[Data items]
○ ○ ○ ○ ○

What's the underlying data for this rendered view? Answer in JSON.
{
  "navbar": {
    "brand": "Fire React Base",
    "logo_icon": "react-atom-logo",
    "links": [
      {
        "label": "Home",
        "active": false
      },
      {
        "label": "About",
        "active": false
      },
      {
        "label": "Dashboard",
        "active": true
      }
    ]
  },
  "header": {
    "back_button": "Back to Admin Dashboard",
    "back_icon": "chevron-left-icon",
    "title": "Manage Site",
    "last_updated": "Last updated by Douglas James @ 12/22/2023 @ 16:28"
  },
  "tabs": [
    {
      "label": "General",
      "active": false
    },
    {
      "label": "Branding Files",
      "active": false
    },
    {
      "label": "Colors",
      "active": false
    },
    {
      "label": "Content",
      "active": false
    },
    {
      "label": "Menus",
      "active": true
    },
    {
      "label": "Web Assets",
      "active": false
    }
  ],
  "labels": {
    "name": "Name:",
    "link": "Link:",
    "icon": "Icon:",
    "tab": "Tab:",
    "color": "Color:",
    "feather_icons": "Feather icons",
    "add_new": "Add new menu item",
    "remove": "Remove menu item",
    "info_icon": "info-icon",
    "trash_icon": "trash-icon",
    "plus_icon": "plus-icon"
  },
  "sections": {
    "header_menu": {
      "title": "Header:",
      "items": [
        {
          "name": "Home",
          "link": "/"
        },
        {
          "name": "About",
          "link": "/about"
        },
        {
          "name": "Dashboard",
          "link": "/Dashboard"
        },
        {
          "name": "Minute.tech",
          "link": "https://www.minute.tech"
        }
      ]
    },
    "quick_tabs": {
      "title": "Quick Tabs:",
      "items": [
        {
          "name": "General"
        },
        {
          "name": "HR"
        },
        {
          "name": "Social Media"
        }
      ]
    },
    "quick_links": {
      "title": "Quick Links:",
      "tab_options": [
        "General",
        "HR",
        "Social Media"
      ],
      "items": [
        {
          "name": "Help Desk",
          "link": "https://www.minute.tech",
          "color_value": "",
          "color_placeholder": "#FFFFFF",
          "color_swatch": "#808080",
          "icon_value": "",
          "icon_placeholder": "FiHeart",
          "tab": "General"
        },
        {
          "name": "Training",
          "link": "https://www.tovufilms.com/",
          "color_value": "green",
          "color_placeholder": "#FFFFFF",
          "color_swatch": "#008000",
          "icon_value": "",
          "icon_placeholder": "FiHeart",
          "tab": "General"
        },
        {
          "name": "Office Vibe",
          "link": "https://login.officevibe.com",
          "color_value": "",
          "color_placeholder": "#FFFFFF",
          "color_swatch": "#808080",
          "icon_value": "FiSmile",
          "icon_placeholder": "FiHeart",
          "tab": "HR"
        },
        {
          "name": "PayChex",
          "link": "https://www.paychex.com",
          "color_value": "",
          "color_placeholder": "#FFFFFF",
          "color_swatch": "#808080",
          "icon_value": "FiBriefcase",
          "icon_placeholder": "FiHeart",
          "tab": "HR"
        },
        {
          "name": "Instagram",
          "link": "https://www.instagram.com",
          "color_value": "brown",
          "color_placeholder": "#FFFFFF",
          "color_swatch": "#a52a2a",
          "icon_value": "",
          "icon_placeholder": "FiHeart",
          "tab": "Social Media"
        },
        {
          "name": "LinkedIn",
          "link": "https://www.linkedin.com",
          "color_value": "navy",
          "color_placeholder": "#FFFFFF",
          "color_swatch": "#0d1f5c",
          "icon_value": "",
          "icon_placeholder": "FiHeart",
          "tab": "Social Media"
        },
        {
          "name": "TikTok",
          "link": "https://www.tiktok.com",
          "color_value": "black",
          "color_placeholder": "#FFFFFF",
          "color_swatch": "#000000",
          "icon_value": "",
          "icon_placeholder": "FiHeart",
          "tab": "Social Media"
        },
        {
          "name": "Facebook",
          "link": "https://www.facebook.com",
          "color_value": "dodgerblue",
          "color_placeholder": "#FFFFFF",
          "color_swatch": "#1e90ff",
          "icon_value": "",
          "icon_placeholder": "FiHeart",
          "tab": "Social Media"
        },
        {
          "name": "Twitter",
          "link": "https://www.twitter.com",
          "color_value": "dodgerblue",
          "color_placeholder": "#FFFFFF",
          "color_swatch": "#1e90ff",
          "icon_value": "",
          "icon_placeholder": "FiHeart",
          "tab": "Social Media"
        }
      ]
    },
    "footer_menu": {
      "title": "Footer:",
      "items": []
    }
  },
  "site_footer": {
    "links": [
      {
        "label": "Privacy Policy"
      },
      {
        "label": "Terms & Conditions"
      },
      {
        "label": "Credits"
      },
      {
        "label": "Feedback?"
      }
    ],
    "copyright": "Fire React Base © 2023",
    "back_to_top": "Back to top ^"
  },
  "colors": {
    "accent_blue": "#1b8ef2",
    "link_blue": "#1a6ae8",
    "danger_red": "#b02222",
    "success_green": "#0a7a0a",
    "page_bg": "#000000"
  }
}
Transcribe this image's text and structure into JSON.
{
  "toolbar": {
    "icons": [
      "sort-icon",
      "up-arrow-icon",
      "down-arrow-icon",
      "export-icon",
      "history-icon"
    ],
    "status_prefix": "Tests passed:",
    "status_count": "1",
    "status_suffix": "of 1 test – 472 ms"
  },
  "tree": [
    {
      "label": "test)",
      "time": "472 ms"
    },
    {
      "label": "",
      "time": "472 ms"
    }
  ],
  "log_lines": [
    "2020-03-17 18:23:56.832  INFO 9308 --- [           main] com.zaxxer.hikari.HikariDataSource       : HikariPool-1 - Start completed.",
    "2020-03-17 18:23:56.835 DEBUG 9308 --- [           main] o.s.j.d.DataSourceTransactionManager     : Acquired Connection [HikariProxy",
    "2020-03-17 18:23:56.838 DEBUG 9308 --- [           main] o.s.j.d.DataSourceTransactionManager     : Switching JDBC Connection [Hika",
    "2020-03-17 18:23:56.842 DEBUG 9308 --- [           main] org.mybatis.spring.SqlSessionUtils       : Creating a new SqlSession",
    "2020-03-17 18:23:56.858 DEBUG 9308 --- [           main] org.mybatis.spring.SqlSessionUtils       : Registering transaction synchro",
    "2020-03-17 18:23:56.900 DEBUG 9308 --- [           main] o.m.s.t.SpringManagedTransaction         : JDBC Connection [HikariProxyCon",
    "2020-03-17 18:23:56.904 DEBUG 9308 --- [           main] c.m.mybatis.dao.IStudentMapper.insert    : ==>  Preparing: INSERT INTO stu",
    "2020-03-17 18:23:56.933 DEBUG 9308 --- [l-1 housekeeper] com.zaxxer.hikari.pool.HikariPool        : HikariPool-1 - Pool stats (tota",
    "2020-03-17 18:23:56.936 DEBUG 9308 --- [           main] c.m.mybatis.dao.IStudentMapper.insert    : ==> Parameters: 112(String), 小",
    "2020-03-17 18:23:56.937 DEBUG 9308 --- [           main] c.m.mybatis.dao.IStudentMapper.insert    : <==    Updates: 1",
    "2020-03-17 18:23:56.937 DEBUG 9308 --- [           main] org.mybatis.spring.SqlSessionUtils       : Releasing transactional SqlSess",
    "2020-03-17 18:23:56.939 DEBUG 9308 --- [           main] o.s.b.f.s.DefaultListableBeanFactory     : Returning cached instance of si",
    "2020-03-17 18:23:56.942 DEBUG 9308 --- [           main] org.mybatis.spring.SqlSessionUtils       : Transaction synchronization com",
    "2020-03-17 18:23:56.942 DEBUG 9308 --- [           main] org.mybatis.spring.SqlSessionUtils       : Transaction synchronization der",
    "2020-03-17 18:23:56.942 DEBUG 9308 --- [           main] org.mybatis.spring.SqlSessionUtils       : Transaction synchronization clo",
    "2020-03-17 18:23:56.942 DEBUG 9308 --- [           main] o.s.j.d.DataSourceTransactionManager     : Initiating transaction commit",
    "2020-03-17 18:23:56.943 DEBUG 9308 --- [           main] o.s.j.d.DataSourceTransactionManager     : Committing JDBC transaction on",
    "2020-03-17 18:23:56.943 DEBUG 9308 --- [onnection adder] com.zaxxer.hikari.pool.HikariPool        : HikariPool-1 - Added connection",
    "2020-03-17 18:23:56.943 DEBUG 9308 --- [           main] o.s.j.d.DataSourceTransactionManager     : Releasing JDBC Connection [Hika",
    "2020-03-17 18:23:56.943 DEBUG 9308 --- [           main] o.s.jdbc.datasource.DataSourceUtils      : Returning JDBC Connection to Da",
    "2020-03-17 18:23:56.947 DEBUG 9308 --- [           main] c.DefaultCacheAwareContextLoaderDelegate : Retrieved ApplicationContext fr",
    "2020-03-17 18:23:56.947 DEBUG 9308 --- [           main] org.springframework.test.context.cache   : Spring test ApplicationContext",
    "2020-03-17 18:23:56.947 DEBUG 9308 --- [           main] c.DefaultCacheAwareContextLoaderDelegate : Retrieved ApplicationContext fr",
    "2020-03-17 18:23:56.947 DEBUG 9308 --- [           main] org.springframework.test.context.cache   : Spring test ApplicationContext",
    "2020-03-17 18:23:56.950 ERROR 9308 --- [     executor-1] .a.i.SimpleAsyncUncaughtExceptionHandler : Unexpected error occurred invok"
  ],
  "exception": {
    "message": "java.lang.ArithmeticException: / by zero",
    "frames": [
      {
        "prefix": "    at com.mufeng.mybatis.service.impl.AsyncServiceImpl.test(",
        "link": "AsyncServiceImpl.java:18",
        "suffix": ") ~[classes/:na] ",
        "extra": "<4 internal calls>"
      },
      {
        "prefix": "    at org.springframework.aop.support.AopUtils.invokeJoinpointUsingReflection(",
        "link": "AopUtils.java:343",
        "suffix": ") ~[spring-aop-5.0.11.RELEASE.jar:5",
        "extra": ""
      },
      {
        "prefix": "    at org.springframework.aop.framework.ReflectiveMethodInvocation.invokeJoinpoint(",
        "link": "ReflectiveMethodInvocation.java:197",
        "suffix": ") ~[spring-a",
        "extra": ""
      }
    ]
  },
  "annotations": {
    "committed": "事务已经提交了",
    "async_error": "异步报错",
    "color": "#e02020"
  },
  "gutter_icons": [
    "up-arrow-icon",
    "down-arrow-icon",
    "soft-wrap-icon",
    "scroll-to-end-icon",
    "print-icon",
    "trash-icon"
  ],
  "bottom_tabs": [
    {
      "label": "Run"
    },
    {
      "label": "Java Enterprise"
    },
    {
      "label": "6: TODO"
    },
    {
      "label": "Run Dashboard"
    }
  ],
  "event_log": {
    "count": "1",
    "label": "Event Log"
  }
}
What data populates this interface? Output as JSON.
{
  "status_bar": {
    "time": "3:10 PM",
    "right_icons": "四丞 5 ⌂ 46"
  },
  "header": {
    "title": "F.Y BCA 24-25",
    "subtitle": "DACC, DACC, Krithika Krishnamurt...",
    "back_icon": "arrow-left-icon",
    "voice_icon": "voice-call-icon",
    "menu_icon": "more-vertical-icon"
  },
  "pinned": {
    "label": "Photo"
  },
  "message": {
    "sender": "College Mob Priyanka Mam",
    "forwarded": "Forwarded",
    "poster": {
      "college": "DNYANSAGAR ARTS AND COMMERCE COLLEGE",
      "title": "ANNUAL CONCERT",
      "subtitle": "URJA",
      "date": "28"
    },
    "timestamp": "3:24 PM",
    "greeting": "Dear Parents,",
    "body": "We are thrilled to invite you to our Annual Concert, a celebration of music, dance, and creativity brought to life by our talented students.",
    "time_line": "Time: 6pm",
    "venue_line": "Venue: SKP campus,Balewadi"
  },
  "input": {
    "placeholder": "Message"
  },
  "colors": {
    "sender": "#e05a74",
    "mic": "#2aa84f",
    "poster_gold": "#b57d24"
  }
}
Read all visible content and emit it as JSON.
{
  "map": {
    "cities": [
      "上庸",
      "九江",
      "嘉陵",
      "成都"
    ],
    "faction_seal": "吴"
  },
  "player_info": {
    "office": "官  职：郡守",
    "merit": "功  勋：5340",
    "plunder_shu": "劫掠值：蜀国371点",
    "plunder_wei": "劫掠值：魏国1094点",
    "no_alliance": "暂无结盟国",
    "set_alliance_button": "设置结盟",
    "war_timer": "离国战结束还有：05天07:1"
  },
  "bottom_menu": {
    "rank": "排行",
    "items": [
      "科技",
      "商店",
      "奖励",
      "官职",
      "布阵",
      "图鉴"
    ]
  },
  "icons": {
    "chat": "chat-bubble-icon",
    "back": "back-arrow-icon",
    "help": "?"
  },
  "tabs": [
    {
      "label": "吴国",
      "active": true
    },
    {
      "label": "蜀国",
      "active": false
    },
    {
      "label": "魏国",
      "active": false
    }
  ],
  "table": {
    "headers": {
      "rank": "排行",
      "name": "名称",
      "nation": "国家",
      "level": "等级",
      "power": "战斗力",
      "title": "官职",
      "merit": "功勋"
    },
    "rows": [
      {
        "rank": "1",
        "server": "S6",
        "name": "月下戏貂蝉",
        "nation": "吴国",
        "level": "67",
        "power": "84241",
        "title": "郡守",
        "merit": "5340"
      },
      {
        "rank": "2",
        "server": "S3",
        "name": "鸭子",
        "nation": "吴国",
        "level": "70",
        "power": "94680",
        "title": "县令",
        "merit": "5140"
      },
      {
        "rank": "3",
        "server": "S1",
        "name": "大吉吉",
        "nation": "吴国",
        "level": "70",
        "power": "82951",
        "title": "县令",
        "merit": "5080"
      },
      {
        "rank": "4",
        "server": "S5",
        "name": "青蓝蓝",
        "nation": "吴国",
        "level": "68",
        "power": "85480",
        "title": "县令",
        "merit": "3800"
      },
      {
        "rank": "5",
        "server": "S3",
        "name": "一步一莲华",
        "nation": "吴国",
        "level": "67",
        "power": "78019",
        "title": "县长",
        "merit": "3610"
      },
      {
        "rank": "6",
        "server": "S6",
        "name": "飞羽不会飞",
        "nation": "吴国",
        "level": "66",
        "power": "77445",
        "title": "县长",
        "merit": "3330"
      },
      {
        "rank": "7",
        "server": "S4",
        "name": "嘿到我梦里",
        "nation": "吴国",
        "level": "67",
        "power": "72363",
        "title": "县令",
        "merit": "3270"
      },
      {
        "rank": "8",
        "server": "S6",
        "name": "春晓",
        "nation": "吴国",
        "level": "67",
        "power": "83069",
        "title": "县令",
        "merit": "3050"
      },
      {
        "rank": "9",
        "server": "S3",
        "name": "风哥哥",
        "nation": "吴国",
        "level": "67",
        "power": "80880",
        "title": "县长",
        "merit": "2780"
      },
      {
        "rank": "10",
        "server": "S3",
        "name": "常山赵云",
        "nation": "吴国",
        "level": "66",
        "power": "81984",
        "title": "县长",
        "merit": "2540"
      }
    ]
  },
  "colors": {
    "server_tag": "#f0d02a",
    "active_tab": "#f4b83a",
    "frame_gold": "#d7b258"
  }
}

○ ○ ○ ○ ○

## Set task
Look over the listing above. Pick out and copy every line that includes "What".

## Output of the task
What's the underlying data for this rendered view? Answer in JSON.
What data populates this interface? Output as JSON.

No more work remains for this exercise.